• _PROBLEM STATEMENT_:
Please reproduce every record, keeping each one exactly as written.

• _RECORDS SUPPLIED_:
• • • •

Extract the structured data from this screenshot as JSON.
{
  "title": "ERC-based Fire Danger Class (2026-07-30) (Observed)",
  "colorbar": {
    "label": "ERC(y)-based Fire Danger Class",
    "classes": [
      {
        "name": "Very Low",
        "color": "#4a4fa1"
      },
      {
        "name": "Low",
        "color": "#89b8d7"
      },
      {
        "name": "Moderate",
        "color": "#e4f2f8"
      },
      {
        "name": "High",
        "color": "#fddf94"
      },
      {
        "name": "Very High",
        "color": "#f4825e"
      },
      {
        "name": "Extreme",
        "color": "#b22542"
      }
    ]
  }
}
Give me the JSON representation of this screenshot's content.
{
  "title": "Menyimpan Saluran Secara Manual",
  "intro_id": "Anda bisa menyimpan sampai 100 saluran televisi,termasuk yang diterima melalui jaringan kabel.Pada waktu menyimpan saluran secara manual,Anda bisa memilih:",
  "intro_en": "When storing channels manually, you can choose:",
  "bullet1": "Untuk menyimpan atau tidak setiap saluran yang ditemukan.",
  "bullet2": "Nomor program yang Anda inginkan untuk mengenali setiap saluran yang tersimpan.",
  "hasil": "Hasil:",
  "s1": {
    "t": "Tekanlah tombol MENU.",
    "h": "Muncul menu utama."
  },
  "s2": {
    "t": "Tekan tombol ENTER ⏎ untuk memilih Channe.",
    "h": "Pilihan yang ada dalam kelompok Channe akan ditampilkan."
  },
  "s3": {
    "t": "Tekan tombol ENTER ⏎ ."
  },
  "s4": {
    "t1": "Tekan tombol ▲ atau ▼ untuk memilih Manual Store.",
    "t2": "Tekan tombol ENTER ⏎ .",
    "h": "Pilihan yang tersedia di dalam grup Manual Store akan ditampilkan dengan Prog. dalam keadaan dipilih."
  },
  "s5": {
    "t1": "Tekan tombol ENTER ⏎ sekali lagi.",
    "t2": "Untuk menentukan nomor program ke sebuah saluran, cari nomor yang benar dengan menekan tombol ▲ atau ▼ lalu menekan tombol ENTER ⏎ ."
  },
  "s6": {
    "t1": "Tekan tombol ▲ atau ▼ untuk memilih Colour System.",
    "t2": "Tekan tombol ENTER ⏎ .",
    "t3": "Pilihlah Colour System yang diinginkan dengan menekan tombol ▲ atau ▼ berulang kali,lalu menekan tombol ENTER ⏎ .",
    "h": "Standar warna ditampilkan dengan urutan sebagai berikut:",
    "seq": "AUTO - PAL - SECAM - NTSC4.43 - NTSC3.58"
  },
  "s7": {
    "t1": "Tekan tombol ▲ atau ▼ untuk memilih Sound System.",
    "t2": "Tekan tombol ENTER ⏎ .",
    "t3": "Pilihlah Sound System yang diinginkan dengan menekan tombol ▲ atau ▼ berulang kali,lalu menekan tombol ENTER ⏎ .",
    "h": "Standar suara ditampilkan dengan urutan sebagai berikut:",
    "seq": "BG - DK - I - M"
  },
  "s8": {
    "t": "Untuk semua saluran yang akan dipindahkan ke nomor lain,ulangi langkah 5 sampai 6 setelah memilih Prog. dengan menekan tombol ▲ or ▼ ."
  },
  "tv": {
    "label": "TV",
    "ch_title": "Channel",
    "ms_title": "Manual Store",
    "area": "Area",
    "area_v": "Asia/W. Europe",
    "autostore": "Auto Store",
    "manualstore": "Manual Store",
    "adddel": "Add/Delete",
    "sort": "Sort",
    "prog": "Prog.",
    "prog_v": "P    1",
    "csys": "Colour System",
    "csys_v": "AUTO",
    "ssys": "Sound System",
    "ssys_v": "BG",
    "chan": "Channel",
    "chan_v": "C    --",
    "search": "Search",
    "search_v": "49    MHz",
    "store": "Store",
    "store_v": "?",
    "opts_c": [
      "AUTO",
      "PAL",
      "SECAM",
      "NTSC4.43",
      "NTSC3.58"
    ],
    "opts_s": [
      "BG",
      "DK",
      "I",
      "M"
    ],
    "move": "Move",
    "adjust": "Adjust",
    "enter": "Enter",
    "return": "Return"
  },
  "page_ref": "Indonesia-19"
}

• • • •

• _FINISHED EXERCISE_:
Extract the structured data from this screenshot as JSON.
{
  "title": "ERC-based Fire Danger Class (2026-07-30) (Observed)",
  "colorbar": {
    "label": "ERC(y)-based Fire Danger Class",
    "classes": [
      {
        "name": "Very Low",
        "color": "#4a4fa1"
      },
      {
        "name": "Low",
        "color": "#89b8d7"
      },
      {
        "name": "Moderate",
        "color": "#e4f2f8"
      },
      {
        "name": "High",
        "color": "#fddf94"
      },
      {
        "name": "Very High",
        "color": "#f4825e"
      },
      {
        "name": "Extreme",
        "color": "#b22542"
      }
    ]
  }
}
Give me the JSON representation of this screenshot's content.
{
  "title": "Menyimpan Saluran Secara Manual",
  "intro_id": "Anda bisa menyimpan sampai 100 saluran televisi,termasuk yang diterima melalui jaringan kabel.Pada waktu menyimpan saluran secara manual,Anda bisa memilih:",
  "intro_en": "When storing channels manually, you can choose:",
  "bullet1": "Untuk menyimpan atau tidak setiap saluran yang ditemukan.",
  "bullet2": "Nomor program yang Anda inginkan untuk mengenali setiap saluran yang tersimpan.",
  "hasil": "Hasil:",
  "s1": {
    "t": "Tekanlah tombol MENU.",
    "h": "Muncul menu utama."
  },
  "s2": {
    "t": "Tekan tombol ENTER ⏎ untuk memilih Channe.",
    "h": "Pilihan yang ada dalam kelompok Channe akan ditampilkan."
  },
  "s3": {
    "t": "Tekan tombol ENTER ⏎ ."
  },
  "s4": {
    "t1": "Tekan tombol ▲ atau ▼ untuk memilih Manual Store.",
    "t2": "Tekan tombol ENTER ⏎ .",
    "h": "Pilihan yang tersedia di dalam grup Manual Store akan ditampilkan dengan Prog. dalam keadaan dipilih."
  },
  "s5": {
    "t1": "Tekan tombol ENTER ⏎ sekali lagi.",
    "t2": "Untuk menentukan nomor program ke sebuah saluran, cari nomor yang benar dengan menekan tombol ▲ atau ▼ lalu menekan tombol ENTER ⏎ ."
  },
  "s6": {
    "t1": "Tekan tombol ▲ atau ▼ untuk memilih Colour System.",
    "t2": "Tekan tombol ENTER ⏎ .",
    "t3": "Pilihlah Colour System yang diinginkan dengan menekan tombol ▲ atau ▼ berulang kali,lalu menekan tombol ENTER ⏎ .",
    "h": "Standar warna ditampilkan dengan urutan sebagai berikut:",
    "seq": "AUTO - PAL - SECAM - NTSC4.43 - NTSC3.58"
  },
  "s7": {
    "t1": "Tekan tombol ▲ atau ▼ untuk memilih Sound System.",
    "t2": "Tekan tombol ENTER ⏎ .",
    "t3": "Pilihlah Sound System yang diinginkan dengan menekan tombol ▲ atau ▼ berulang kali,lalu menekan tombol ENTER ⏎ .",
    "h": "Standar suara ditampilkan dengan urutan sebagai berikut:",
    "seq": "BG - DK - I - M"
  },
  "s8": {
    "t": "Untuk semua saluran yang akan dipindahkan ke nomor lain,ulangi langkah 5 sampai 6 setelah memilih Prog. dengan menekan tombol ▲ or ▼ ."
  },
  "tv": {
    "label": "TV",
    "ch_title": "Channel",
    "ms_title": "Manual Store",
    "area": "Area",
    "area_v": "Asia/W. Europe",
    "autostore": "Auto Store",
    "manualstore": "Manual Store",
    "adddel": "Add/Delete",
    "sort": "Sort",
    "prog": "Prog.",
    "prog_v": "P    1",
    "csys": "Colour System",
    "csys_v": "AUTO",
    "ssys": "Sound System",
    "ssys_v": "BG",
    "chan": "Channel",
    "chan_v": "C    --",
    "search": "Search",
    "search_v": "49    MHz",
    "store": "Store",
    "store_v": "?",
    "opts_c": [
      "AUTO",
      "PAL",
      "SECAM",
      "NTSC4.43",
      "NTSC3.58"
    ],
    "opts_s": [
      "BG",
      "DK",
      "I",
      "M"
    ],
    "move": "Move",
    "adjust": "Adjust",
    "enter": "Enter",
    "return": "Return"
  },
  "page_ref": "Indonesia-19"
}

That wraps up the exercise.